The task:
Read the lines below. Copy out any that hold the string "bottom".

======== Records for this task

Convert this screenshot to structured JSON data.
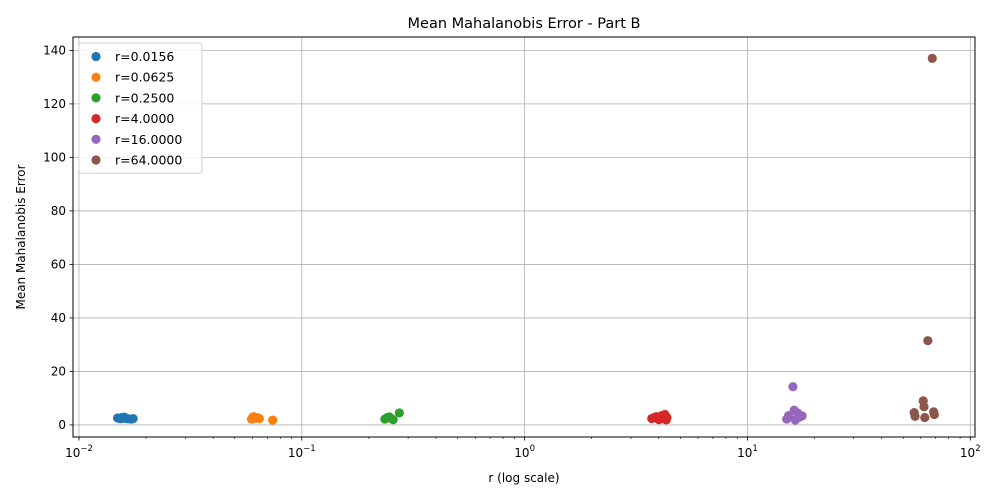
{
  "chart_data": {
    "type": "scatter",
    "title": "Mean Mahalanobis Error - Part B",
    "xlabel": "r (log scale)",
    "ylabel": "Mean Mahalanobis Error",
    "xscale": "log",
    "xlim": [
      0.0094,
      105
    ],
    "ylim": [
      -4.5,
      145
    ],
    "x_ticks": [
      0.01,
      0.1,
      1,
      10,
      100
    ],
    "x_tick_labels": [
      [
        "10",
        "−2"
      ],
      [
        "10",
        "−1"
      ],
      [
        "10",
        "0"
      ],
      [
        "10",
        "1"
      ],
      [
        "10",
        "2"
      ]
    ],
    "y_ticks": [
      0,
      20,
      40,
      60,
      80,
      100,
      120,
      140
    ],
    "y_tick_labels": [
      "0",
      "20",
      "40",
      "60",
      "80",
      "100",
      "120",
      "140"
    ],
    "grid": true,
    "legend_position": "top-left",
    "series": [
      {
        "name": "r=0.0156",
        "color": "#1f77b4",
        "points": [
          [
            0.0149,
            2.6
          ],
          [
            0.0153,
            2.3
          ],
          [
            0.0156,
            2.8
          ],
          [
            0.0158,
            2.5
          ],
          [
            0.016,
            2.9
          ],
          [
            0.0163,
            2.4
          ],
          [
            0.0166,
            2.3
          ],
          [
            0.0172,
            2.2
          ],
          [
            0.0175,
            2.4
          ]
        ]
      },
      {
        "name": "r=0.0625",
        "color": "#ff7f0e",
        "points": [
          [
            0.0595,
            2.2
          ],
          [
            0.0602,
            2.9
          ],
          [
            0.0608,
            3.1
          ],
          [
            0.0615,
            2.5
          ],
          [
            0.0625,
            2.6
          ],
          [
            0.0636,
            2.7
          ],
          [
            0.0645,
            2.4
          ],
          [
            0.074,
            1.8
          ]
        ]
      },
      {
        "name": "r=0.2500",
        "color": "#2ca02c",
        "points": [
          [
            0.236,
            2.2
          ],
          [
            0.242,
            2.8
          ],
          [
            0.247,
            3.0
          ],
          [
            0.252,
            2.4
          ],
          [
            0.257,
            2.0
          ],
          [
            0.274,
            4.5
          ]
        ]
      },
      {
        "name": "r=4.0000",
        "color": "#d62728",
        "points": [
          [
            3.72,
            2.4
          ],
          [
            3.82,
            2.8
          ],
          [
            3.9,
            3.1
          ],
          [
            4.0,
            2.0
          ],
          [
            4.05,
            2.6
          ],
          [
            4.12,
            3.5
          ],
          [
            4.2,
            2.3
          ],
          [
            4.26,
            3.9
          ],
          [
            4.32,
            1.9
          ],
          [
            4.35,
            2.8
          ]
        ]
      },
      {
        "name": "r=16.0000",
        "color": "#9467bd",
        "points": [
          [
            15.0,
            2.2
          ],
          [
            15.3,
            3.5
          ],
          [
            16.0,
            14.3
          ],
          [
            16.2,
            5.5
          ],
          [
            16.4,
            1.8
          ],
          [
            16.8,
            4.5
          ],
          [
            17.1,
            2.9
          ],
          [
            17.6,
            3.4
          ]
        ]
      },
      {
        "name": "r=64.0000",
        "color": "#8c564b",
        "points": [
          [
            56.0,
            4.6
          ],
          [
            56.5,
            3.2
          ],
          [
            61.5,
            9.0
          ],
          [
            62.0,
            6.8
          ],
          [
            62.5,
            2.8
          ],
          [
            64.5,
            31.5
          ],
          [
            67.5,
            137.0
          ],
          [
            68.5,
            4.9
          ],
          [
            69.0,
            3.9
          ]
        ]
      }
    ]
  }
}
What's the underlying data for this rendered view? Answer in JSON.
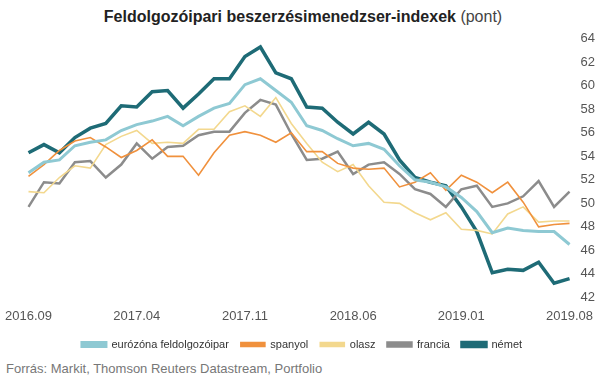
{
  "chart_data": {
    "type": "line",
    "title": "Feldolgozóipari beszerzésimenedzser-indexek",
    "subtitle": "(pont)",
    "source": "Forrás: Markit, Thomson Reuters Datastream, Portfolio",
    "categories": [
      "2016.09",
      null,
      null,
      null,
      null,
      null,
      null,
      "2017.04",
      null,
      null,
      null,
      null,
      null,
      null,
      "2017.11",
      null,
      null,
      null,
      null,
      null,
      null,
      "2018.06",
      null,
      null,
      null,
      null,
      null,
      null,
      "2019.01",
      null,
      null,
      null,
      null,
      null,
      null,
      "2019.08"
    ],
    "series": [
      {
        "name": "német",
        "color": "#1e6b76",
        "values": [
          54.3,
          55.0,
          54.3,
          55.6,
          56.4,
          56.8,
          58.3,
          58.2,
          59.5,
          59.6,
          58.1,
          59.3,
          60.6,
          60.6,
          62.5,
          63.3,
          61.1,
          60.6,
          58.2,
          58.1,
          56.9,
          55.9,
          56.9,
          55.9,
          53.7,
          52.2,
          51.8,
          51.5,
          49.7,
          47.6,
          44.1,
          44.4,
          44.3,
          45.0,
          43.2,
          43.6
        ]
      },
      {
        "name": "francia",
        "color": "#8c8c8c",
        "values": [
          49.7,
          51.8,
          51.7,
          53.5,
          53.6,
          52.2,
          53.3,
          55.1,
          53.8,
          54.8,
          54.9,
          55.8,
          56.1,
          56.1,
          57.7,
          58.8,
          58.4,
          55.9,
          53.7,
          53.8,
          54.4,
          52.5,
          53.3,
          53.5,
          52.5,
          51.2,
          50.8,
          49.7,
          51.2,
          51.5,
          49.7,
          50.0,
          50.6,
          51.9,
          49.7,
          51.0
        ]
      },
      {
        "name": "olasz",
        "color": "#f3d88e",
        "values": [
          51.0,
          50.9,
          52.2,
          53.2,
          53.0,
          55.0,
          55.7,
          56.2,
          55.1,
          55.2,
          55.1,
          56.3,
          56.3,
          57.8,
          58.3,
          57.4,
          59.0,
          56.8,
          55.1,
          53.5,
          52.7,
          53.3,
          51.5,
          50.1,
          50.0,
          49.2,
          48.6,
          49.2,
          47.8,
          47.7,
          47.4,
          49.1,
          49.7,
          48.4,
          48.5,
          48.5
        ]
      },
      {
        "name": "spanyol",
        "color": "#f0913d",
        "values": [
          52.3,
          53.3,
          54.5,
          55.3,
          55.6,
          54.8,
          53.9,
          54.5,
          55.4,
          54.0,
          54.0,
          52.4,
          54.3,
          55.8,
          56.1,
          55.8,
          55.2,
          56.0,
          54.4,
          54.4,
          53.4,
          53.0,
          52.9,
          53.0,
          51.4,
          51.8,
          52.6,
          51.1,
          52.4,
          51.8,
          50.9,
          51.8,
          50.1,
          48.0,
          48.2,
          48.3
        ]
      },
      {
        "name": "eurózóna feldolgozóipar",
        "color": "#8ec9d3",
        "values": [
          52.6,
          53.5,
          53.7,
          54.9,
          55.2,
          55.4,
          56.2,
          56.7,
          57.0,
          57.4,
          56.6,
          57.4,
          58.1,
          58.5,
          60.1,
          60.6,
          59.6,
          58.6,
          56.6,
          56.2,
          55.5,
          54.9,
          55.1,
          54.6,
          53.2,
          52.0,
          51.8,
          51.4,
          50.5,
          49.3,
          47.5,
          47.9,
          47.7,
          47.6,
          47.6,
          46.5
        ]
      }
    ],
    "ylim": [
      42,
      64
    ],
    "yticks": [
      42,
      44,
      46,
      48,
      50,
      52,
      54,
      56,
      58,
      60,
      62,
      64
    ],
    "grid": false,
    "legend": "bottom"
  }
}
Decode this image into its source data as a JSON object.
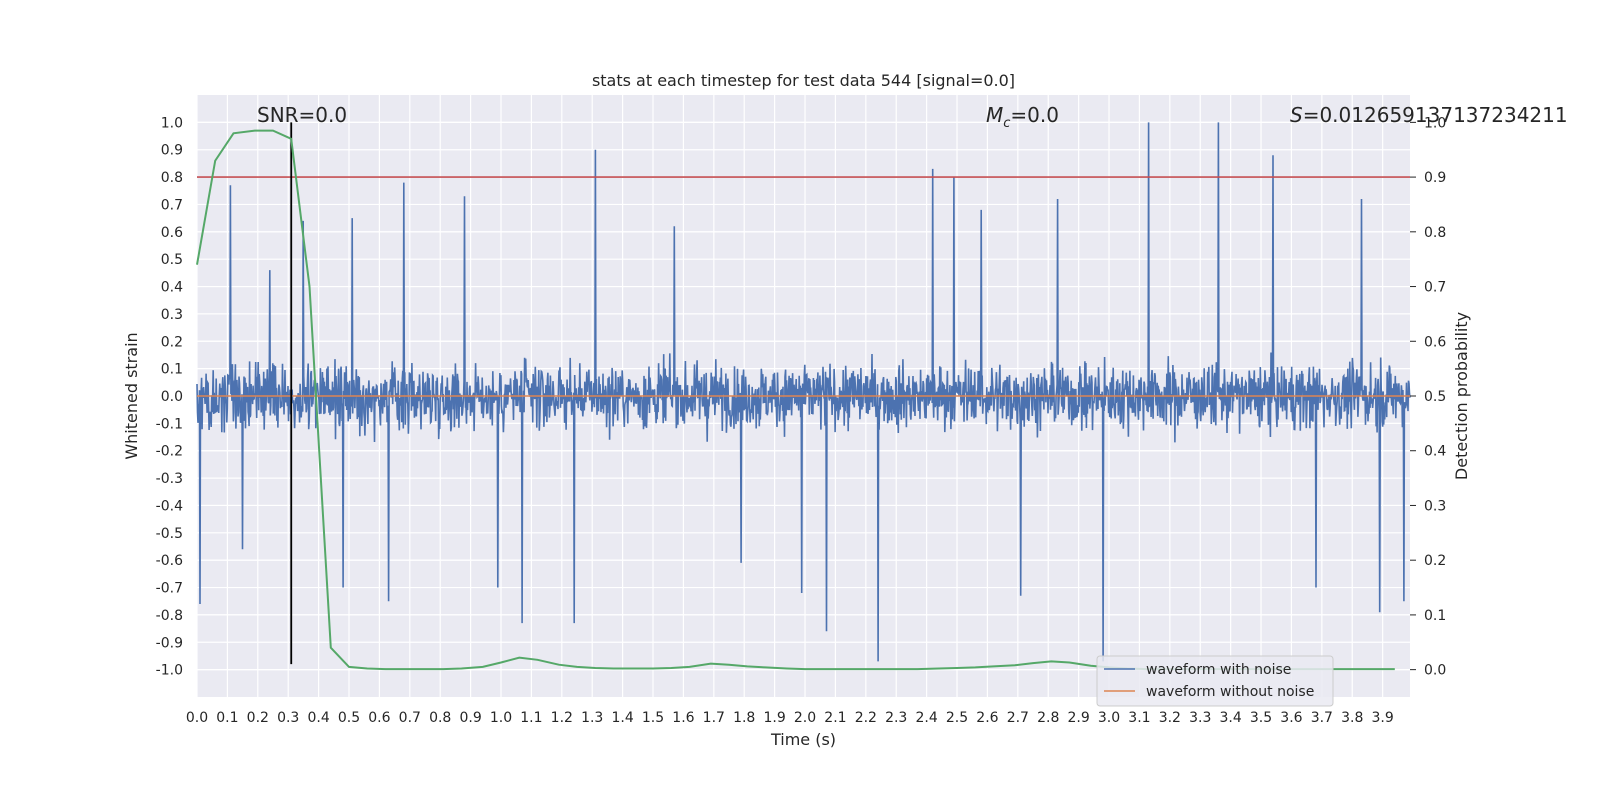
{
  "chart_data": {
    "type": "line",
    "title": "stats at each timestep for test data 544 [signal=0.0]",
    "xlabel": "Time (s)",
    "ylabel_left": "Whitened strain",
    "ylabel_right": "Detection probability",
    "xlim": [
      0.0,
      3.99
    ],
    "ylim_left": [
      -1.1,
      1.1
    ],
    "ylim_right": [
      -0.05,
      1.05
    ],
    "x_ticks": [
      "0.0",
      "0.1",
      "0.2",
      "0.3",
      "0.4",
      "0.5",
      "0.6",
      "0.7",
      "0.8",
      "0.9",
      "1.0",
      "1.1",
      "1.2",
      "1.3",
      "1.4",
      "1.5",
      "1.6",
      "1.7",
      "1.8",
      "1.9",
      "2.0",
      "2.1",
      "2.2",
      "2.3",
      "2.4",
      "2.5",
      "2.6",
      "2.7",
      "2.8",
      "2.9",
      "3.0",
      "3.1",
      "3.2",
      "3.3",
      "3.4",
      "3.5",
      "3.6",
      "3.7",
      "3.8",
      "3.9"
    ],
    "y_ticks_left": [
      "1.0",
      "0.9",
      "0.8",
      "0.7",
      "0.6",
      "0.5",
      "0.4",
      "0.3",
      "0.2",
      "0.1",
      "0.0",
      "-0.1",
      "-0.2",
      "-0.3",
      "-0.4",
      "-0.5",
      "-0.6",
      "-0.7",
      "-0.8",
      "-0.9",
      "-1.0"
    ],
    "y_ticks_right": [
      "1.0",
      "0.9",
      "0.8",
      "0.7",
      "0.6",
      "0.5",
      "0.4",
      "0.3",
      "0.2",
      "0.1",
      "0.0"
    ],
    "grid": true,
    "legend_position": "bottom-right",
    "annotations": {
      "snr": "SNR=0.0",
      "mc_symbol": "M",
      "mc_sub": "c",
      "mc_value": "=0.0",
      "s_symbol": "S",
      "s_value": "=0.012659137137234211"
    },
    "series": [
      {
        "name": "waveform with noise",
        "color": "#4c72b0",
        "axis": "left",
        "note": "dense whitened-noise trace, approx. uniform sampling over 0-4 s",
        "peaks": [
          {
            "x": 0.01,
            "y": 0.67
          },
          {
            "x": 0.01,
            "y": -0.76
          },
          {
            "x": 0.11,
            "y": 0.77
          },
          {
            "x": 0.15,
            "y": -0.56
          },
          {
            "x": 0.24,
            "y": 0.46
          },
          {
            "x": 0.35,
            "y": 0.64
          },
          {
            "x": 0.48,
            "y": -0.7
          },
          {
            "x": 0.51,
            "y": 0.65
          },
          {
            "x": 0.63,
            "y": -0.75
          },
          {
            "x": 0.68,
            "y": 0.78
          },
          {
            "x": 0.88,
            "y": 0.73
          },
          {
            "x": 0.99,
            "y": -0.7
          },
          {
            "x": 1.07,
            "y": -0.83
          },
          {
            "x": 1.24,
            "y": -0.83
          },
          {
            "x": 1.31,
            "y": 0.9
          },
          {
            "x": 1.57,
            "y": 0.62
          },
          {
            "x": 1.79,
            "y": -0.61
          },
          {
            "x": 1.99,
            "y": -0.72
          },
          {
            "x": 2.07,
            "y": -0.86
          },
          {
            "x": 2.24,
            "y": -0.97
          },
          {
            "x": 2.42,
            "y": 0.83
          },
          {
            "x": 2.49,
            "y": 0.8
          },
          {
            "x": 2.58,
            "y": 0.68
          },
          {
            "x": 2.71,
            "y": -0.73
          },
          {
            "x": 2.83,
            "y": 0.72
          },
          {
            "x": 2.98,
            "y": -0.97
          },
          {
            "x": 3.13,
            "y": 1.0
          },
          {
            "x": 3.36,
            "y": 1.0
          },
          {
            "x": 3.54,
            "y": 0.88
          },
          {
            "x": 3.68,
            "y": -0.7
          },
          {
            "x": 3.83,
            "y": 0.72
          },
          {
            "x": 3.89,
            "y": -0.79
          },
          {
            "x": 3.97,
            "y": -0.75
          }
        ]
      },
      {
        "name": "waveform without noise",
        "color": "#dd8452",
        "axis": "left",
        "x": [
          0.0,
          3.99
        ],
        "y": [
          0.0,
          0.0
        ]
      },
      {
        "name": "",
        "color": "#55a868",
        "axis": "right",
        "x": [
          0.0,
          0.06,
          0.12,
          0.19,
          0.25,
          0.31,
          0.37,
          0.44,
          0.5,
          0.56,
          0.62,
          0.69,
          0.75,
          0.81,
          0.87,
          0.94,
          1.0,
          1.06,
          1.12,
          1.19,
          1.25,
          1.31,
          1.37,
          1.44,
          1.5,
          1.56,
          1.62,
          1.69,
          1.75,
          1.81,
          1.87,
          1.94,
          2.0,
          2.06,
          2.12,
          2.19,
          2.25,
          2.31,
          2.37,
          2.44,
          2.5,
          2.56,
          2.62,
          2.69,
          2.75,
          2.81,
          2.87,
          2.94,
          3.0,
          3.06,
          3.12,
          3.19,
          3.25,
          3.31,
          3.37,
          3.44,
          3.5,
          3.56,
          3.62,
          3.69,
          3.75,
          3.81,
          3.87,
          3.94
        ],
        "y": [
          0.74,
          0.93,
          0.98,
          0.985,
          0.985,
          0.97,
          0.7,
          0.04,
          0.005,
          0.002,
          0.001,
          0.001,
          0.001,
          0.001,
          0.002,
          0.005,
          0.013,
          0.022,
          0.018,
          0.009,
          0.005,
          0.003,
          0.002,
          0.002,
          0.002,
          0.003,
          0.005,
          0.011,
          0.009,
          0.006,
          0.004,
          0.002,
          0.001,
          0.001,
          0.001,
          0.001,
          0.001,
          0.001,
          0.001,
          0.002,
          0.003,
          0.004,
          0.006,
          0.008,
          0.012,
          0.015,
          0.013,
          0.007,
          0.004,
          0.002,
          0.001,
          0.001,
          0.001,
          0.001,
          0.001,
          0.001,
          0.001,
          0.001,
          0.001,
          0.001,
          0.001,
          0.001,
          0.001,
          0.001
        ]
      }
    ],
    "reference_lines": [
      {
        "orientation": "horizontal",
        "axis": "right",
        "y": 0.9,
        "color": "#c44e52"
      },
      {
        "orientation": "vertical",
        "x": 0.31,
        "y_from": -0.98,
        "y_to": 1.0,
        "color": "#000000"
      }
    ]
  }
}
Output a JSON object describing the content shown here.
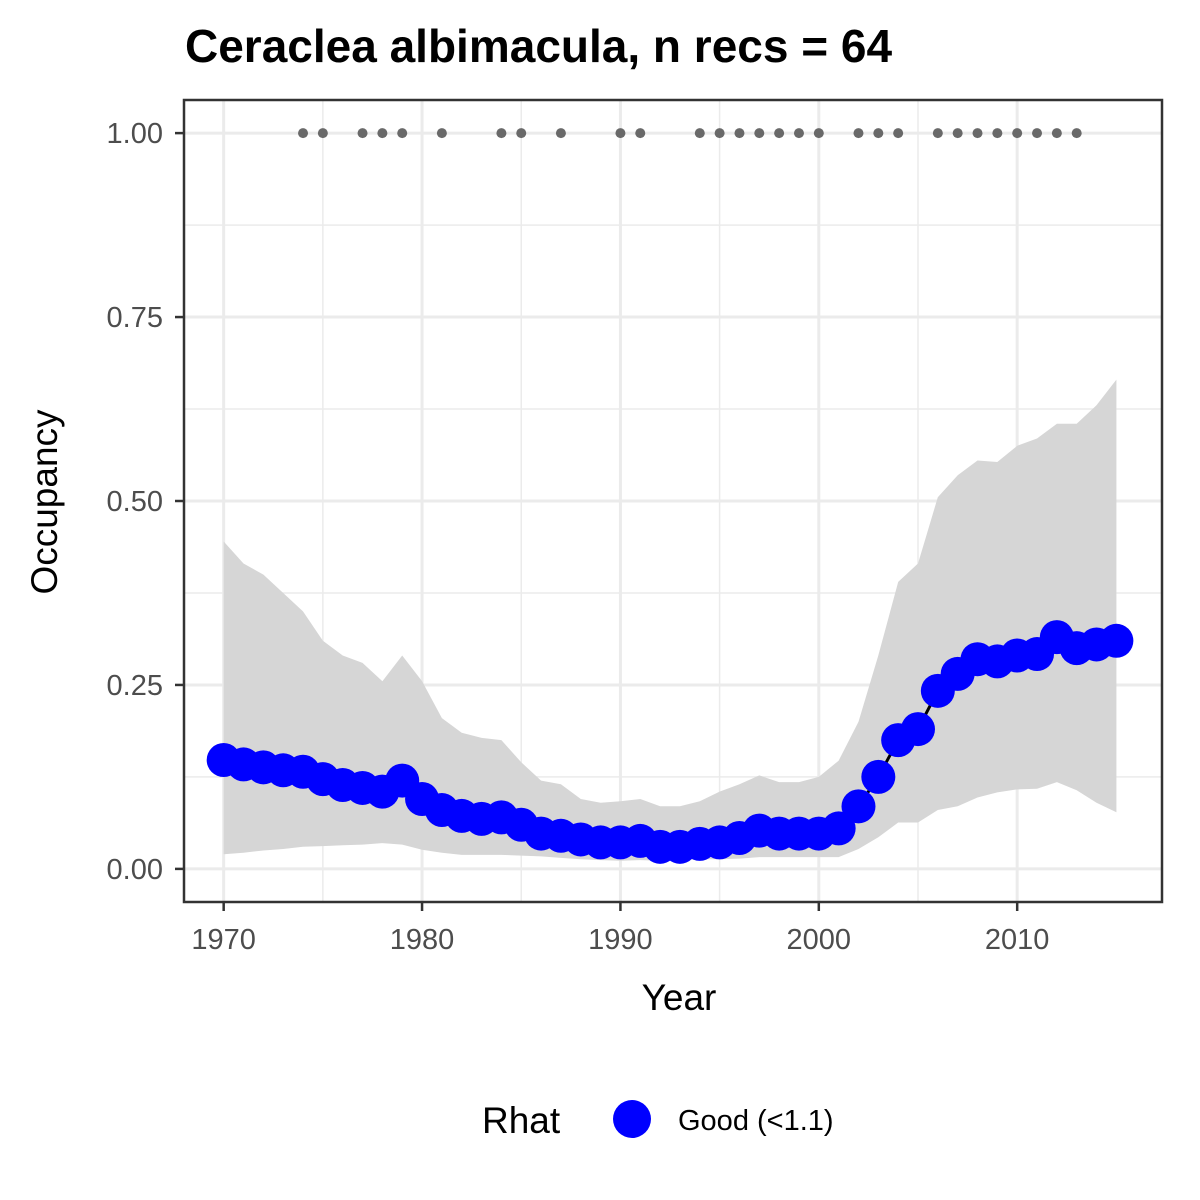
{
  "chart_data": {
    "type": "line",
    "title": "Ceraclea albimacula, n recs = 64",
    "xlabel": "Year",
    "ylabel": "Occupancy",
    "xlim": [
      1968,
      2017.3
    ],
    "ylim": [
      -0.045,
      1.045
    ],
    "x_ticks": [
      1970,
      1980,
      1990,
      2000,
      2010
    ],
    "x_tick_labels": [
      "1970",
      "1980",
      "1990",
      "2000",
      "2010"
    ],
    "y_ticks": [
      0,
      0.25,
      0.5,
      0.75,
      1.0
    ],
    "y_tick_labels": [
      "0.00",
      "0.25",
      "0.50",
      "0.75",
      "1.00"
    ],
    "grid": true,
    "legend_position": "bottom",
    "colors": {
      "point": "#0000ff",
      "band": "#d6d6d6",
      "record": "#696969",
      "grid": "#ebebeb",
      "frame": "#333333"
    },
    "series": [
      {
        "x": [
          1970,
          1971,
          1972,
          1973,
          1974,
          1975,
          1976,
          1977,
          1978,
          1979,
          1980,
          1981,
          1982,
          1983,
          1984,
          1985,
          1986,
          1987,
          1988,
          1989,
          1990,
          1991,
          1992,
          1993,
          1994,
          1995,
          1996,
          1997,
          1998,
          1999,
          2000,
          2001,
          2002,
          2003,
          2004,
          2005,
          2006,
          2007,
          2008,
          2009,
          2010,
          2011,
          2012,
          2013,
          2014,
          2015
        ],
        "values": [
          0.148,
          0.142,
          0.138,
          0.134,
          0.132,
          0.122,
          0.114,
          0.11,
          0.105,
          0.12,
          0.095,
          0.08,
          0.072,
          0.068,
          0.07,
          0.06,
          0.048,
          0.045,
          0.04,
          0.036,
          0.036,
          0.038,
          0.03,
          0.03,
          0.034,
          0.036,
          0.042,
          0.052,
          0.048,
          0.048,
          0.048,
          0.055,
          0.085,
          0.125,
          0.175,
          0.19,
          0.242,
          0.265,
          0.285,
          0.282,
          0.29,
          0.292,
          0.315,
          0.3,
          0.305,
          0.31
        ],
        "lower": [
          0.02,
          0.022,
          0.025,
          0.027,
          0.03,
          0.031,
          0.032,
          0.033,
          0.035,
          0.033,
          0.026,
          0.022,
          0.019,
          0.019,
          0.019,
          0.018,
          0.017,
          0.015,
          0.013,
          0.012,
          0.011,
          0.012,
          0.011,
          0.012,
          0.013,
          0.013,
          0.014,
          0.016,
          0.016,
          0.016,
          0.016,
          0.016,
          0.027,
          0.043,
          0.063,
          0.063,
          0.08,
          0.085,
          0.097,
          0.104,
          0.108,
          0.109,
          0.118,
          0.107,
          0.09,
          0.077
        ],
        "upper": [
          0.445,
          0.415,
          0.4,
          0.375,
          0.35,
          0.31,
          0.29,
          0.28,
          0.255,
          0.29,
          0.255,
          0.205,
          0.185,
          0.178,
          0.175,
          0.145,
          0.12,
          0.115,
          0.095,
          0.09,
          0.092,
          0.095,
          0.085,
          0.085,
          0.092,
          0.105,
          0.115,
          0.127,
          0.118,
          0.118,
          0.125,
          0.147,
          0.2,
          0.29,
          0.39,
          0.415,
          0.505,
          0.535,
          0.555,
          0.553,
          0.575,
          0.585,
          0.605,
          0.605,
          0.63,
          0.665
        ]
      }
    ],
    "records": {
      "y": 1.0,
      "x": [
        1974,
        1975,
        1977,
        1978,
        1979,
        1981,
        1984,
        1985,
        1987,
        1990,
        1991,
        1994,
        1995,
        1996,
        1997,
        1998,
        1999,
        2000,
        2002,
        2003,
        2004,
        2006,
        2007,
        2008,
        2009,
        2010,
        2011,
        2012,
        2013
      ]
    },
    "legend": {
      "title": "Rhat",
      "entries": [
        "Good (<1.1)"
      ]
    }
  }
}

================

Task result:
    "legend": "bottom"
    "legend_position": "bottom-right",
    "legend_position": "bottom",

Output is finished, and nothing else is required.